(Data excerpts)
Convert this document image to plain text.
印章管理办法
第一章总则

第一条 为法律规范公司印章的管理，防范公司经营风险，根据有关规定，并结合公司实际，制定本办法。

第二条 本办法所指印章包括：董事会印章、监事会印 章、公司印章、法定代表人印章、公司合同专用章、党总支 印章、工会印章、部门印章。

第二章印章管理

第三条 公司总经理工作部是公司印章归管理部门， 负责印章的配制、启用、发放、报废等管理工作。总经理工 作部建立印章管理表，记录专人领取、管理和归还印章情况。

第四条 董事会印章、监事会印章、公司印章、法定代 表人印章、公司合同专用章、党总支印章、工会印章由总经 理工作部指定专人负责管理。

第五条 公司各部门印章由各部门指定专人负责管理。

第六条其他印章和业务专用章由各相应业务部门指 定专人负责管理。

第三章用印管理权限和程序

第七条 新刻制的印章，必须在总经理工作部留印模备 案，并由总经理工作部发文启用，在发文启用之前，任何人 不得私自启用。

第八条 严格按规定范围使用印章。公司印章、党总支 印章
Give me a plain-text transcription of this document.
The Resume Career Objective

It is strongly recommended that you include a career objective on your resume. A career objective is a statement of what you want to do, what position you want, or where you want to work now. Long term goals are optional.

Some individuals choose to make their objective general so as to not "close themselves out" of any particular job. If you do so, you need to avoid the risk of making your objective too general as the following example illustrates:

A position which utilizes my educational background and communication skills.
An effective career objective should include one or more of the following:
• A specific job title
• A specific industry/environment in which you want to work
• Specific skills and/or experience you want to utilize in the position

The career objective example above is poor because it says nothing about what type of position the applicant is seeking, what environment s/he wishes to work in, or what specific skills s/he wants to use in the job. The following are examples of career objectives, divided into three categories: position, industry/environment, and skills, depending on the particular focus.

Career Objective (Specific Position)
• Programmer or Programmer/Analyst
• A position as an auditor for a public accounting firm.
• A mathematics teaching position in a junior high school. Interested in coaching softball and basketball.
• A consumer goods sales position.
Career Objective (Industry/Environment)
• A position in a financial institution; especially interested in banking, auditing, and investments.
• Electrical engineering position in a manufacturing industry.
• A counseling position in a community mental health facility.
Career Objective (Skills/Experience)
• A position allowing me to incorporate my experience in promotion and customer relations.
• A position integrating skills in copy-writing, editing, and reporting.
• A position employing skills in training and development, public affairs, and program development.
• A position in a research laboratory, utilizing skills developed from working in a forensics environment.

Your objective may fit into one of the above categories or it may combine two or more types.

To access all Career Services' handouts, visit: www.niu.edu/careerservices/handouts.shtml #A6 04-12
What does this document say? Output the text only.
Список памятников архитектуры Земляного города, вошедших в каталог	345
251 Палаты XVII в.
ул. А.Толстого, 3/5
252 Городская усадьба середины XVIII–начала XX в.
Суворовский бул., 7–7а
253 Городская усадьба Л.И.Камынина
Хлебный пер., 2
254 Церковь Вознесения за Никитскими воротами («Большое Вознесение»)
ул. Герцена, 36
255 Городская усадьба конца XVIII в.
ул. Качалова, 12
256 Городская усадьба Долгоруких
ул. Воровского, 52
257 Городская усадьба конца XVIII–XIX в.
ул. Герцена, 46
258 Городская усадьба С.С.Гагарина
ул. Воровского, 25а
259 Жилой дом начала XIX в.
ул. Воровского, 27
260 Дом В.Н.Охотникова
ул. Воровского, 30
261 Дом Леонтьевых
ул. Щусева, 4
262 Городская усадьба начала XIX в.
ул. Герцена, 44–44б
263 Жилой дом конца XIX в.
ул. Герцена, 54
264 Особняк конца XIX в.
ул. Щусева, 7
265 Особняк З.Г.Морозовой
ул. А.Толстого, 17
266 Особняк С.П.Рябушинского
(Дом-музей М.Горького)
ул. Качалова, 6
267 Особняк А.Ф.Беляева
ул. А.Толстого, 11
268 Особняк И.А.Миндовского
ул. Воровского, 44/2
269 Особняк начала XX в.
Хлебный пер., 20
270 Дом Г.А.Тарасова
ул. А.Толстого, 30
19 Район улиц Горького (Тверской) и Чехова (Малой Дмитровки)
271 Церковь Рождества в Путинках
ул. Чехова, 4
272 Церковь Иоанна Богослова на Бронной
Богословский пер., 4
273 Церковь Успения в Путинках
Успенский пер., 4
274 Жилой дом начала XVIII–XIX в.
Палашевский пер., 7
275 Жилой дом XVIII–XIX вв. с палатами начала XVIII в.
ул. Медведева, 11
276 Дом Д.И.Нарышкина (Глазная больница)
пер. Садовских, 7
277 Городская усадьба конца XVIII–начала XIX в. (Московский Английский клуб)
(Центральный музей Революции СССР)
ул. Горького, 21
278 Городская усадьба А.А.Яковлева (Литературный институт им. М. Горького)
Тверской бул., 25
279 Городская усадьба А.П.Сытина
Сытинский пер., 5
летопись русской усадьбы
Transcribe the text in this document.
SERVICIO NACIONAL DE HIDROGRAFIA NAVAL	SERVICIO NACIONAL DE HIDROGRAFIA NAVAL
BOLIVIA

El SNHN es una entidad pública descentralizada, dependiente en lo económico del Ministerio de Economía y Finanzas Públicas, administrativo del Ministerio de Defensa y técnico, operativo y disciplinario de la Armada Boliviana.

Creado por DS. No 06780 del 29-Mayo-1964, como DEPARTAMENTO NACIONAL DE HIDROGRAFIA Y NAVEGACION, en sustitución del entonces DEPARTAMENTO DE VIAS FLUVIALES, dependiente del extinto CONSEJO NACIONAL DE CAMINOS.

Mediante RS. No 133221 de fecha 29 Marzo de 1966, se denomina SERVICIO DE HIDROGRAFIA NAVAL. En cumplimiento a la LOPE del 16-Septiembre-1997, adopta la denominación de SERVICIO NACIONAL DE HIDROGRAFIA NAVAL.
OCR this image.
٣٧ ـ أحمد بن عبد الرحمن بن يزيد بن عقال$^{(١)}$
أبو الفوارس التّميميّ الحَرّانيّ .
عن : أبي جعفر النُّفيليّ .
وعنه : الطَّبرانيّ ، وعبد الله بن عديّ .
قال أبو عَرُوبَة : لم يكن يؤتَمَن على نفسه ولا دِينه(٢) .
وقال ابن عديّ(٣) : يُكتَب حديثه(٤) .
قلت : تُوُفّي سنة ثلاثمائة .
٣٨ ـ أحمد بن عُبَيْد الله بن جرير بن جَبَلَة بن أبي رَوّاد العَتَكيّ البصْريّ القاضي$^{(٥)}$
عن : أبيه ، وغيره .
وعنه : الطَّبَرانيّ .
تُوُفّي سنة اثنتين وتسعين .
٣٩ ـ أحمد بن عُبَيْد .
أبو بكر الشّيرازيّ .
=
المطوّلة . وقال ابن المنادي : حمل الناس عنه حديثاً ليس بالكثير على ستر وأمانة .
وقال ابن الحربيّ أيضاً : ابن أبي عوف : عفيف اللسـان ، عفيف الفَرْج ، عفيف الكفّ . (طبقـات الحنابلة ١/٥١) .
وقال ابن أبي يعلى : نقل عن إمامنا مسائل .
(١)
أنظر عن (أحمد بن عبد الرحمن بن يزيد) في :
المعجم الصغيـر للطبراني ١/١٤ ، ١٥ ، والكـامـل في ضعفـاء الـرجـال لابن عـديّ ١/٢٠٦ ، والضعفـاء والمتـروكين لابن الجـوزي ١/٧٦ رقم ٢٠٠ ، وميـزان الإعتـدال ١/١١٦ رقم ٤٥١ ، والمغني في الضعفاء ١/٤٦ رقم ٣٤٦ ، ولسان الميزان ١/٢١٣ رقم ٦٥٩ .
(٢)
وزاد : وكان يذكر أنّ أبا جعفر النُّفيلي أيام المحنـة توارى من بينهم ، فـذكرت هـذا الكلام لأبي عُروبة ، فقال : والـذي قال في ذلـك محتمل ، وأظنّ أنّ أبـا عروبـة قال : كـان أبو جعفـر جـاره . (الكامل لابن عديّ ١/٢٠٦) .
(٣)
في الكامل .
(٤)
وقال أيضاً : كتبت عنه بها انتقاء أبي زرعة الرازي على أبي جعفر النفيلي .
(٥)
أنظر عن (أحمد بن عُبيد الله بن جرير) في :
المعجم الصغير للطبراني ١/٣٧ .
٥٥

What is expected: Show every line from the entries above in which "وقال" appears.

Output below:
وقال ابن عديّ(٣) : يُكتَب حديثه(٤) .
المطوّلة . وقال ابن المنادي : حمل الناس عنه حديثاً ليس بالكثير على ستر وأمانة .
وقال ابن الحربيّ أيضاً : ابن أبي عوف : عفيف اللسـان ، عفيف الفَرْج ، عفيف الكفّ . (طبقـات الحنابلة ١/٥١) .
وقال ابن أبي يعلى : نقل عن إمامنا مسائل .
وقال أيضاً : كتبت عنه بها انتقاء أبي زرعة الرازي على أبي جعفر النفيلي .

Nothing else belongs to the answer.